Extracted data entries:
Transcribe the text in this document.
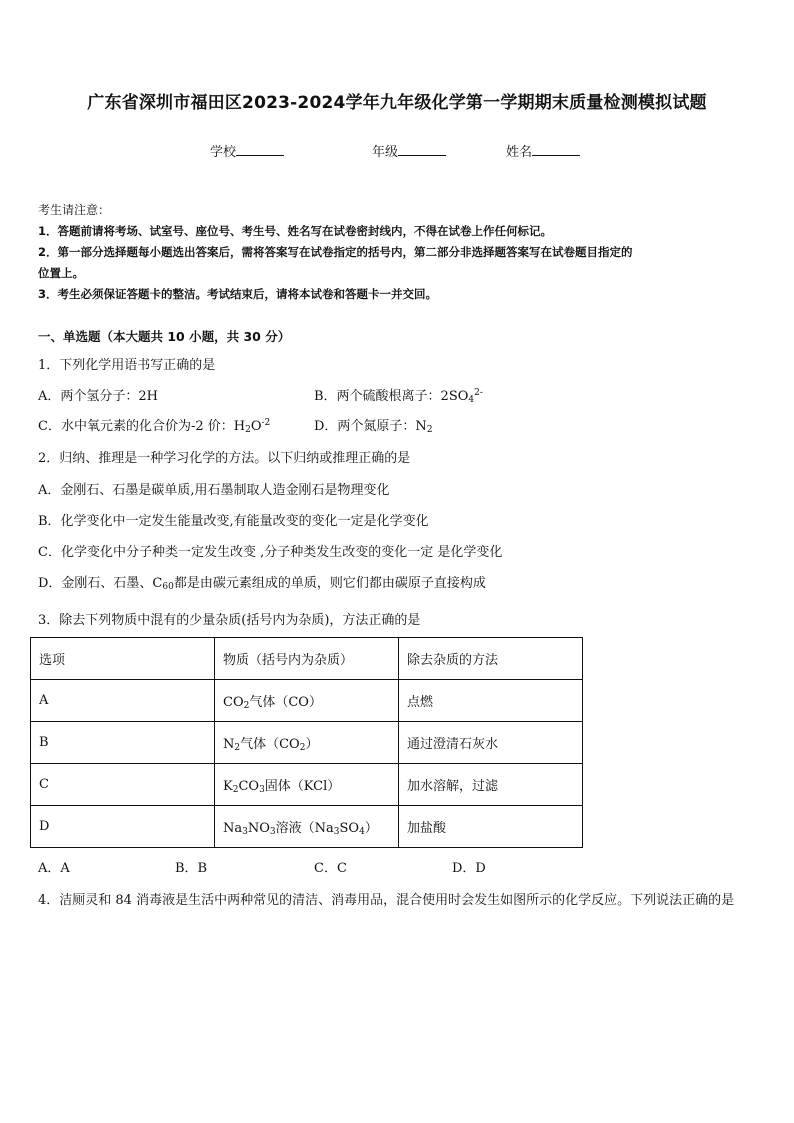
广东省深圳市福田区2023-2024学年九年级化学第一学期期末质量检测模拟试题
学校	年级	姓名
考生请注意：
1．答题前请将考场、试室号、座位号、考生号、姓名写在试卷密封线内，不得在试卷上作任何标记。
2．第一部分选择题每小题选出答案后，需将答案写在试卷指定的括号内，第二部分非选择题答案写在试卷题目指定的
位置上。
3．考生必须保证答题卡的整洁。考试结束后，请将本试卷和答题卡一并交回。
一、单选题（本大题共 10 小题，共 30 分）
1．下列化学用语书写正确的是
A．两个氢分子：2H	B．两个硫酸根离子：$2SO_4^{2-}$
C．水中氧元素的化合价为-2 价：$H_2O^{-2}$	D．两个氮原子：$N_2$
2．归纳、推理是一种学习化学的方法。以下归纳或推理正确的是
A．金刚石、石墨是碳单质,用石墨制取人造金刚石是物理变化
B．化学变化中一定发生能量改变,有能量改变的变化一定是化学变化
C．化学变化中分子种类一定发生改变 ,分子种类发生改变的变化一定 是化学变化
D．金刚石、石墨、$C_{60}$都是由碳元素组成的单质，则它们都由碳原子直接构成
3．除去下列物质中混有的少量杂质(括号内为杂质)，方法正确的是
选项	物质（括号内为杂质）	除去杂质的方法
A	$CO_2$气体（CO）	点燃
B	$N_2$气体$(CO_2)$	通过澄清石灰水
C	$K_2CO_3$固体（KCl）	加水溶解，过滤
D	$Na_3NO_3$溶液$(Na_3SO_4)$	加盐酸
A．A	B．B	C．C	D．D
4．洁厕灵和 84 消毒液是生活中两种常见的清洁、消毒用品，混合使用时会发生如图所示的化学反应。下列说法正确的是
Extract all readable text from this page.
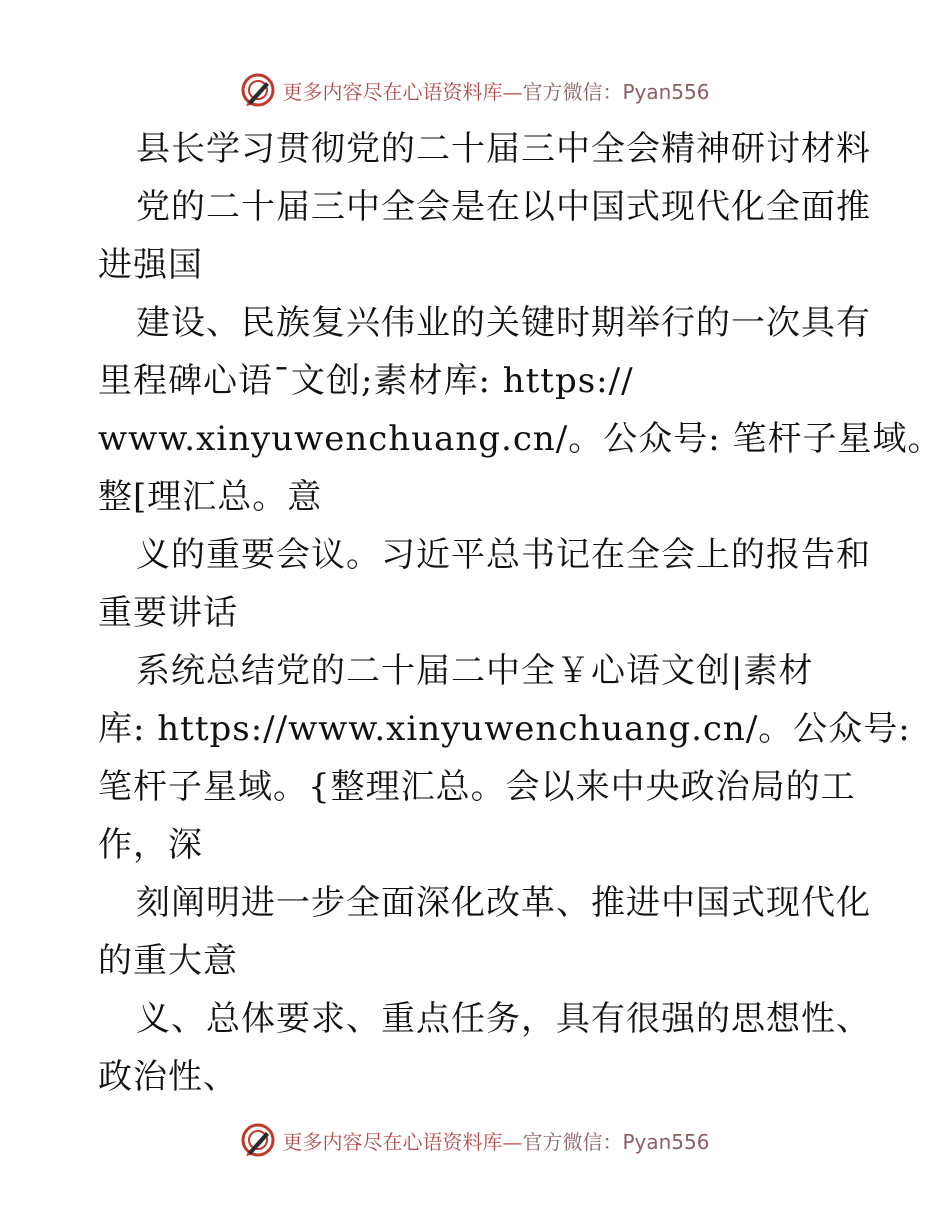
更多内容尽在心语资料库—官方微信：Pyan556
县长学习贯彻党的二十届三中全会精神研讨材料
党的二十届三中全会是在以中国式现代化全面推
进强国
建设、民族复兴伟业的关键时期举行的一次具有
里程碑心语¯文创;素材库: https://
www.xinyuwenchuang.cn/。公众号: 笔杆子星域。
整[理汇总。意
义的重要会议。习近平总书记在全会上的报告和
重要讲话
系统总结党的二十届二中全￥心语文创|素材
库: https://www.xinyuwenchuang.cn/。公众号:
笔杆子星域。{整理汇总。会以来中央政治局的工
作，深
刻阐明进一步全面深化改革、推进中国式现代化
的重大意
义、总体要求、重点任务，具有很强的思想性、
政治性、
更多内容尽在心语资料库—官方微信：Pyan556
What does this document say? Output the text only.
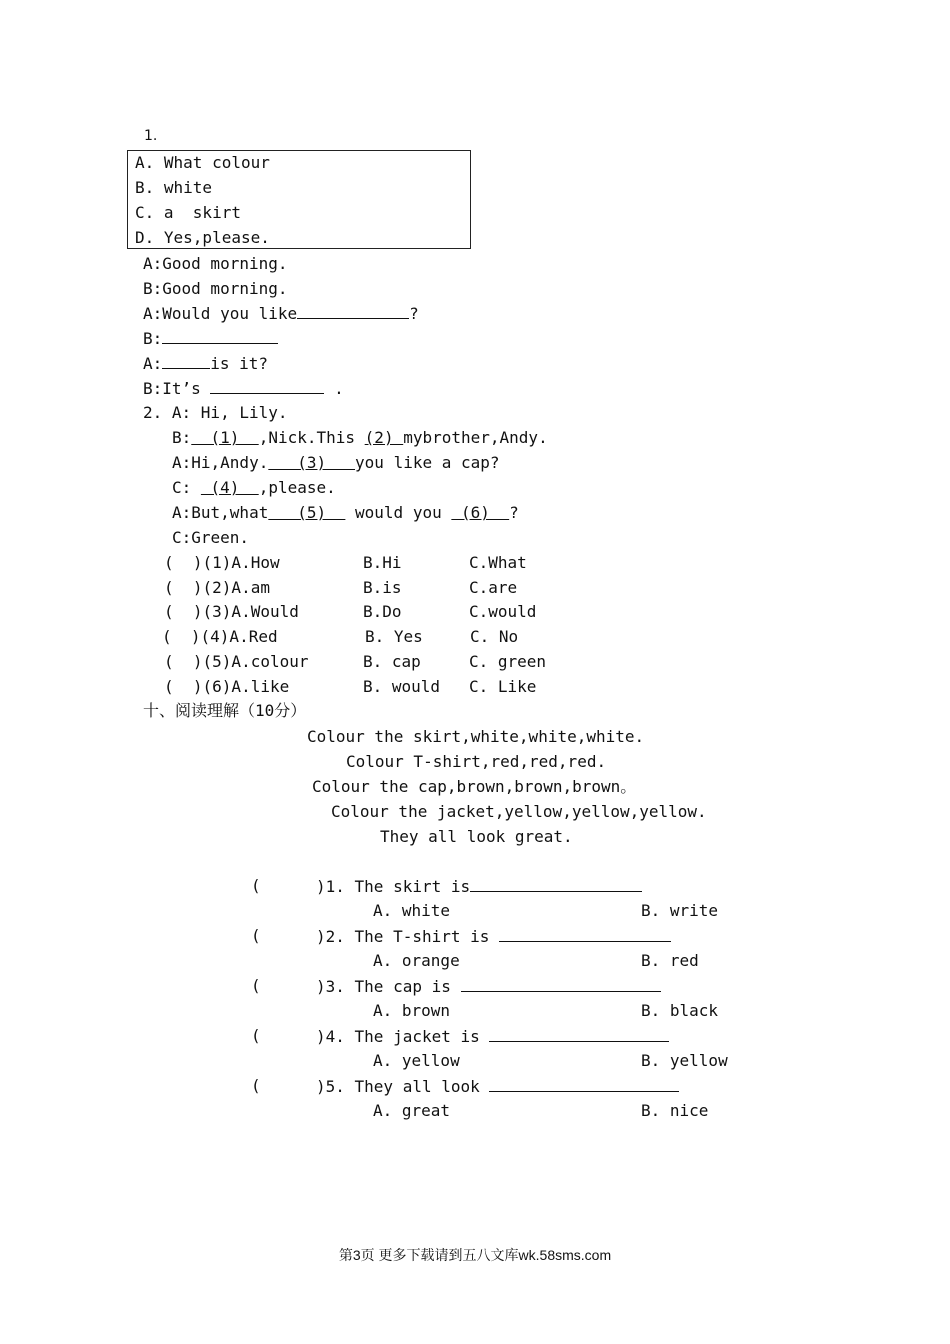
1.
A. What colour
B. white
C. a  skirt
D. Yes,please.
A:Good morning.
B:Good morning.
A:Would you like	?
B:
A:	is it?
B:It’s	.
2. A: Hi, Lily.
B:  (1)  ,Nick.This (2) mybrother,Andy.
A:Hi,Andy.   (3)   you like a cap?
C:  (4)  ,please.
A:But,what   (5)   would you  (6)  ?
C:Green.
(  )(1)A.How	B.Hi	C.What
(  )(2)A.am	B.is	C.are
(  )(3)A.Would	B.Do	C.would
(  )(4)A.Red	B. Yes	C. No
(  )(5)A.colour	B. cap	C. green
(  )(6)A.like	B. would C. Like
十、阅读理解（10分）
Colour the skirt,white,white,white.
Colour T-shirt,red,red,red.
Colour the cap,brown,brown,brown。
Colour the jacket,yellow,yellow,yellow.
They all look great.
(	)1. The skirt is
A. white	B. write
(	)2. The T-shirt is
A. orange	B. red
(	)3. The cap is
A. brown	B. black
(	)4. The jacket is
A. yellow	B. yellow
(	)5. They all look
A. great	B. nice
第3页 更多下载请到五八文库wk.58sms.com
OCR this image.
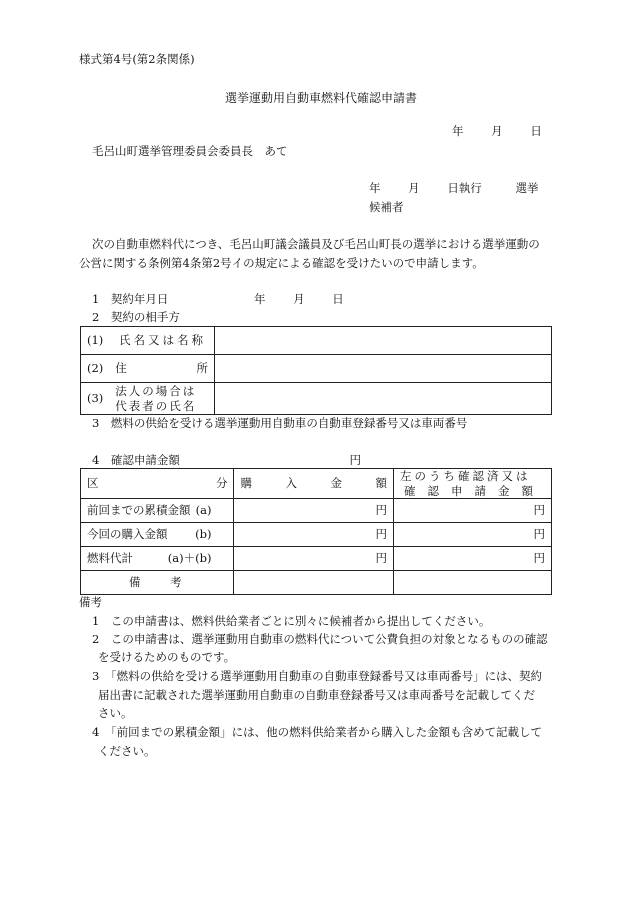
様式第4号(第2条関係)
選挙運動用自動車燃料代確認申請書
年 月 日
毛呂山町選挙管理委員会委員長　あて
年 月 日執行	選挙
候補者
次の自動車燃料代につき、毛呂山町議会議員及び毛呂山町長の選挙における選挙運動の
公営に関する条例第4条第2号イの規定による確認を受けたいので申請します。
1　契約年月日	年 月 日
2　契約の相手方
(1) 氏名又は名称	

(2) 住 所	

(3) 法人の場合は
代表者の氏名	

3　燃料の供給を受ける選挙運動用自動車の自動車登録番号又は車両番号
4　確認申請金額	円
区 分	購 入 金 額	左のうち確認済又は
確認申請金額

前回までの累積金額 (a)	円	円

今回の購入金額 (b)	円	円

燃料代計 (a)＋(b)	円	円
備 考		
備考
1　この申請書は、燃料供給業者ごとに別々に候補者から提出してください。
2　この申請書は、選挙運動用自動車の燃料代について公費負担の対象となるものの確認
を受けるためのものです。
3　「燃料の供給を受ける選挙運動用自動車の自動車登録番号又は車両番号」には、契約
届出書に記載された選挙運動用自動車の自動車登録番号又は車両番号を記載してくだ
さい。
4　「前回までの累積金額」には、他の燃料供給業者から購入した金額も含めて記載して
ください。
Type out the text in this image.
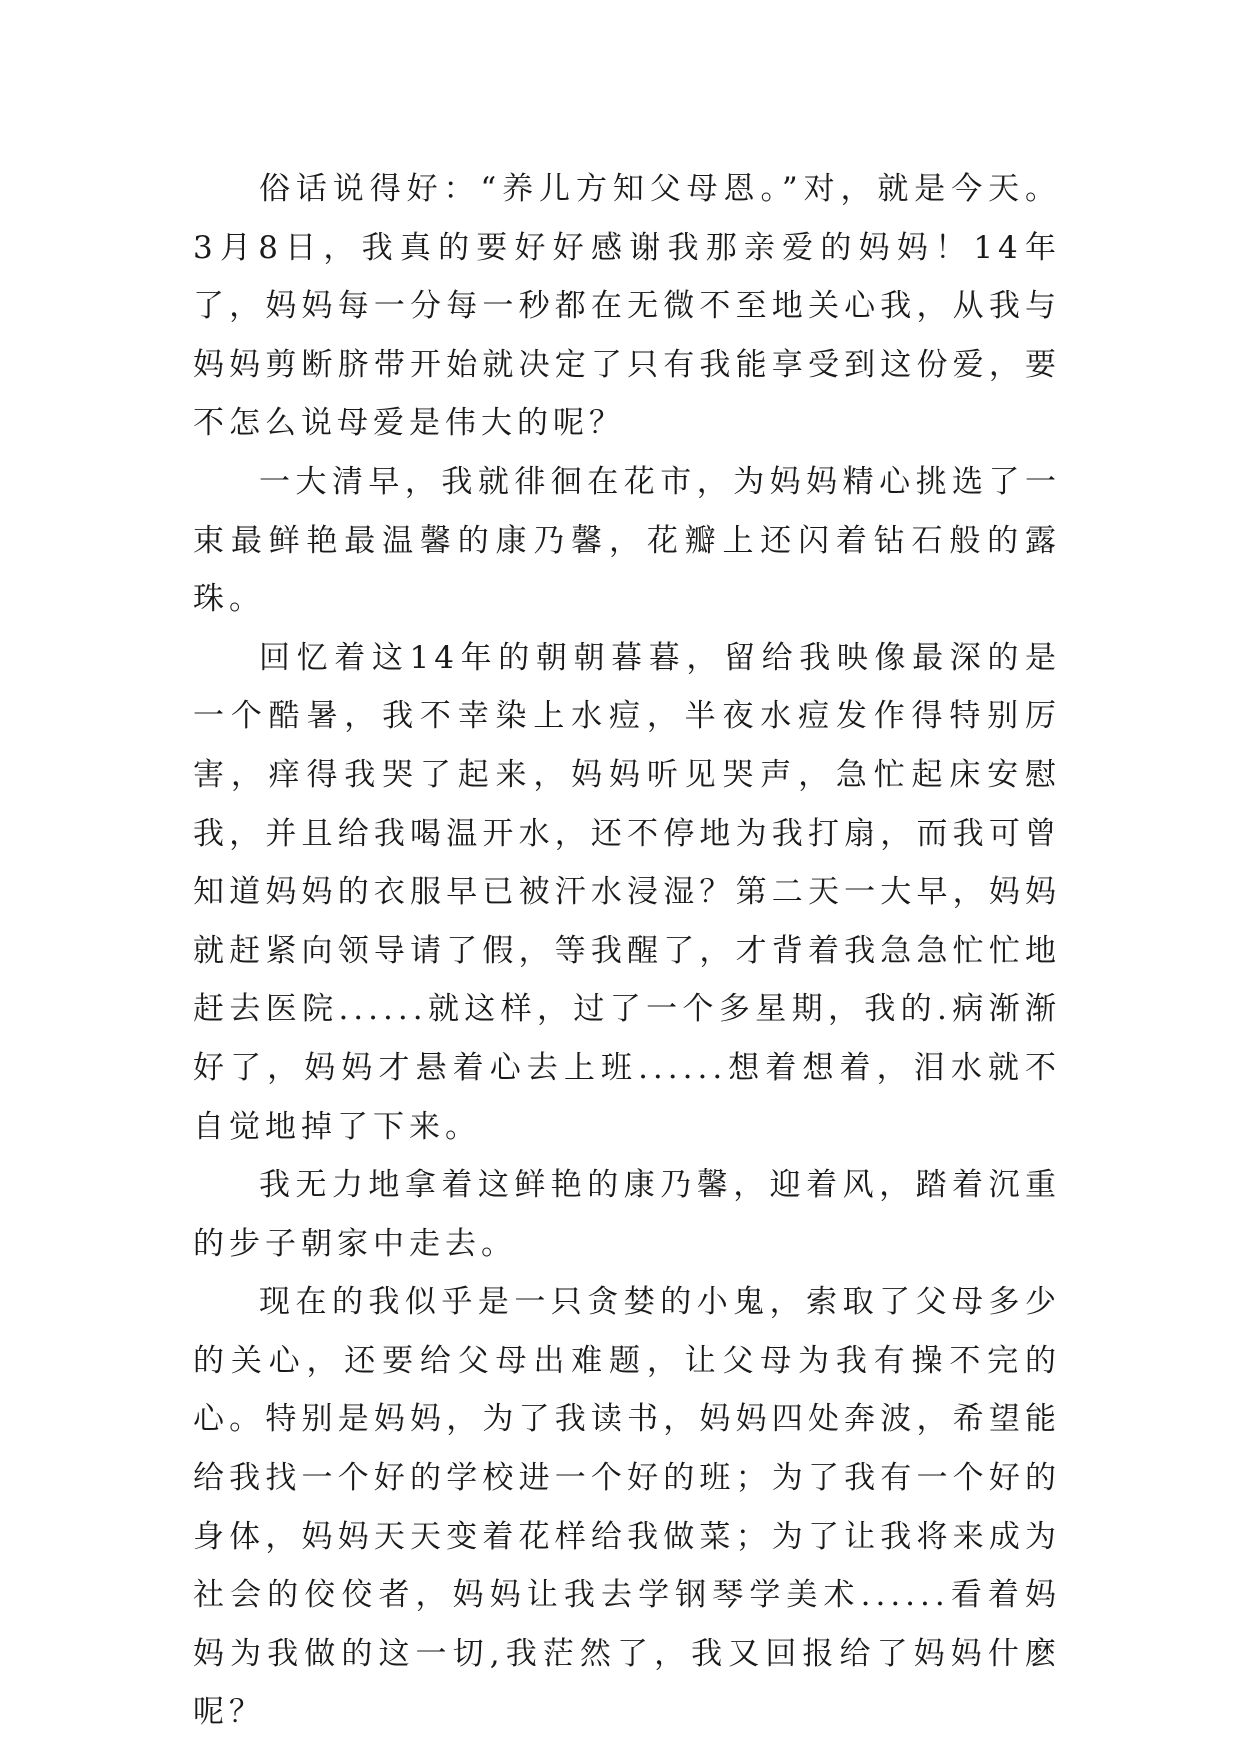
俗话说得好：“养儿方知父母恩。”对，就是今天。3月8日，我真的要好好感谢我那亲爱的妈妈！14年了，妈妈每一分每一秒都在无微不至地关心我，从我与妈妈剪断脐带开始就决定了只有我能享受到这份爱，要不怎么说母爱是伟大的呢？

一大清早，我就徘徊在花市，为妈妈精心挑选了一束最鲜艳最温馨的康乃馨，花瓣上还闪着钻石般的露珠。

回忆着这14年的朝朝暮暮，留给我映像最深的是一个酷暑，我不幸染上水痘，半夜水痘发作得特别厉害，痒得我哭了起来，妈妈听见哭声，急忙起床安慰我，并且给我喝温开水，还不停地为我打扇，而我可曾知道妈妈的衣服早已被汗水浸湿？第二天一大早，妈妈就赶紧向领导请了假，等我醒了，才背着我急急忙忙地赶去医院......就这样，过了一个多星期，我的.病渐渐好了，妈妈才悬着心去上班......想着想着，泪水就不自觉地掉了下来。

我无力地拿着这鲜艳的康乃馨，迎着风，踏着沉重的步子朝家中走去。

现在的我似乎是一只贪婪的小鬼，索取了父母多少的关心，还要给父母出难题，让父母为我有操不完的心。特别是妈妈，为了我读书，妈妈四处奔波，希望能给我找一个好的学校进一个好的班；为了我有一个好的身体，妈妈天天变着花样给我做菜；为了让我将来成为社会的佼佼者，妈妈让我去学钢琴学美术......看着妈妈为我做的这一切,我茫然了，我又回报给了妈妈什麽呢？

> TASK STATEMENT
Return every line of the records exactly as given, pictures excluded.

> SOLUTION FOR THIS EXERCISE
Transcribe the text in this document.
广东省深圳市福田区2023-2024学年九年级化学第一学期期末质量检测模拟试题
学校	年级	姓名
考生请注意：
1．答题前请将考场、试室号、座位号、考生号、姓名写在试卷密封线内，不得在试卷上作任何标记。
2．第一部分选择题每小题选出答案后，需将答案写在试卷指定的括号内，第二部分非选择题答案写在试卷题目指定的
位置上。
3．考生必须保证答题卡的整洁。考试结束后，请将本试卷和答题卡一并交回。
一、单选题（本大题共 10 小题，共 30 分）
1．下列化学用语书写正确的是
A．两个氢分子：2H	B．两个硫酸根离子：$2SO_4^{2-}$
C．水中氧元素的化合价为-2 价：$H_2O^{-2}$	D．两个氮原子：$N_2$
2．归纳、推理是一种学习化学的方法。以下归纳或推理正确的是
A．金刚石、石墨是碳单质,用石墨制取人造金刚石是物理变化
B．化学变化中一定发生能量改变,有能量改变的变化一定是化学变化
C．化学变化中分子种类一定发生改变 ,分子种类发生改变的变化一定 是化学变化
D．金刚石、石墨、$C_{60}$都是由碳元素组成的单质，则它们都由碳原子直接构成
3．除去下列物质中混有的少量杂质(括号内为杂质)，方法正确的是
选项	物质（括号内为杂质）	除去杂质的方法
A	$CO_2$气体（CO）	点燃
B	$N_2$气体$(CO_2)$	通过澄清石灰水
C	$K_2CO_3$固体（KCl）	加水溶解，过滤
D	$Na_3NO_3$溶液$(Na_3SO_4)$	加盐酸
A．A	B．B	C．C	D．D
4．洁厕灵和 84 消毒液是生活中两种常见的清洁、消毒用品，混合使用时会发生如图所示的化学反应。下列说法正确的是
Extract all readable text from this page.
更多内容尽在心语资料库—官方微信：Pyan556
县长学习贯彻党的二十届三中全会精神研讨材料
党的二十届三中全会是在以中国式现代化全面推
进强国
建设、民族复兴伟业的关键时期举行的一次具有
里程碑心语¯文创;素材库: https://
www.xinyuwenchuang.cn/。公众号: 笔杆子星域。
整[理汇总。意
义的重要会议。习近平总书记在全会上的报告和
重要讲话
系统总结党的二十届二中全￥心语文创|素材
库: https://www.xinyuwenchuang.cn/。公众号:
笔杆子星域。{整理汇总。会以来中央政治局的工
作，深
刻阐明进一步全面深化改革、推进中国式现代化
的重大意
义、总体要求、重点任务，具有很强的思想性、
政治性、
更多内容尽在心语资料库—官方微信：Pyan556
What does this document say? Output the text only.
1.
A. What colour
B. white
C. a  skirt
D. Yes,please.
A:Good morning.
B:Good morning.
A:Would you like	?
B:
A:	is it?
B:It’s	.
2. A: Hi, Lily.
B:  (1)  ,Nick.This (2) mybrother,Andy.
A:Hi,Andy.   (3)   you like a cap?
C:  (4)  ,please.
A:But,what   (5)   would you  (6)  ?
C:Green.
(  )(1)A.How	B.Hi	C.What
(  )(2)A.am	B.is	C.are
(  )(3)A.Would	B.Do	C.would
(  )(4)A.Red	B. Yes	C. No
(  )(5)A.colour	B. cap	C. green
(  )(6)A.like	B. would C. Like
十、阅读理解（10分）
Colour the skirt,white,white,white.
Colour T-shirt,red,red,red.
Colour the cap,brown,brown,brown。
Colour the jacket,yellow,yellow,yellow.
They all look great.
(	)1. The skirt is
A. white	B. write
(	)2. The T-shirt is
A. orange	B. red
(	)3. The cap is
A. brown	B. black
(	)4. The jacket is
A. yellow	B. yellow
(	)5. They all look
A. great	B. nice
第3页 更多下载请到五八文库wk.58sms.com
OCR this image.
様式第4号(第2条関係)
選挙運動用自動車燃料代確認申請書
年 月 日
毛呂山町選挙管理委員会委員長　あて
年 月 日執行	選挙
候補者
次の自動車燃料代につき、毛呂山町議会議員及び毛呂山町長の選挙における選挙運動の
公営に関する条例第4条第2号イの規定による確認を受けたいので申請します。
1　契約年月日	年 月 日
2　契約の相手方
(1) 氏名又は名称	

(2) 住 所	

(3) 法人の場合は
代表者の氏名	

3　燃料の供給を受ける選挙運動用自動車の自動車登録番号又は車両番号
4　確認申請金額	円
区 分	購 入 金 額	左のうち確認済又は
確認申請金額

前回までの累積金額 (a)	円	円

今回の購入金額 (b)	円	円

燃料代計 (a)＋(b)	円	円
備 考		
備考
1　この申請書は、燃料供給業者ごとに別々に候補者から提出してください。
2　この申請書は、選挙運動用自動車の燃料代について公費負担の対象となるものの確認
を受けるためのものです。
3　「燃料の供給を受ける選挙運動用自動車の自動車登録番号又は車両番号」には、契約
届出書に記載された選挙運動用自動車の自動車登録番号又は車両番号を記載してくだ
さい。
4　「前回までの累積金額」には、他の燃料供給業者から購入した金額も含めて記載して
ください。
Type out the text in this image.
俗话说得好：“养儿方知父母恩。”对，就是今天。3月8日，我真的要好好感谢我那亲爱的妈妈！14年了，妈妈每一分每一秒都在无微不至地关心我，从我与妈妈剪断脐带开始就决定了只有我能享受到这份爱，要不怎么说母爱是伟大的呢？

一大清早，我就徘徊在花市，为妈妈精心挑选了一束最鲜艳最温馨的康乃馨，花瓣上还闪着钻石般的露珠。

回忆着这14年的朝朝暮暮，留给我映像最深的是一个酷暑，我不幸染上水痘，半夜水痘发作得特别厉害，痒得我哭了起来，妈妈听见哭声，急忙起床安慰我，并且给我喝温开水，还不停地为我打扇，而我可曾知道妈妈的衣服早已被汗水浸湿？第二天一大早，妈妈就赶紧向领导请了假，等我醒了，才背着我急急忙忙地赶去医院......就这样，过了一个多星期，我的.病渐渐好了，妈妈才悬着心去上班......想着想着，泪水就不自觉地掉了下来。

我无力地拿着这鲜艳的康乃馨，迎着风，踏着沉重的步子朝家中走去。

现在的我似乎是一只贪婪的小鬼，索取了父母多少的关心，还要给父母出难题，让父母为我有操不完的心。特别是妈妈，为了我读书，妈妈四处奔波，希望能给我找一个好的学校进一个好的班；为了我有一个好的身体，妈妈天天变着花样给我做菜；为了让我将来成为社会的佼佼者，妈妈让我去学钢琴学美术......看着妈妈为我做的这一切,我茫然了，我又回报给了妈妈什麽呢？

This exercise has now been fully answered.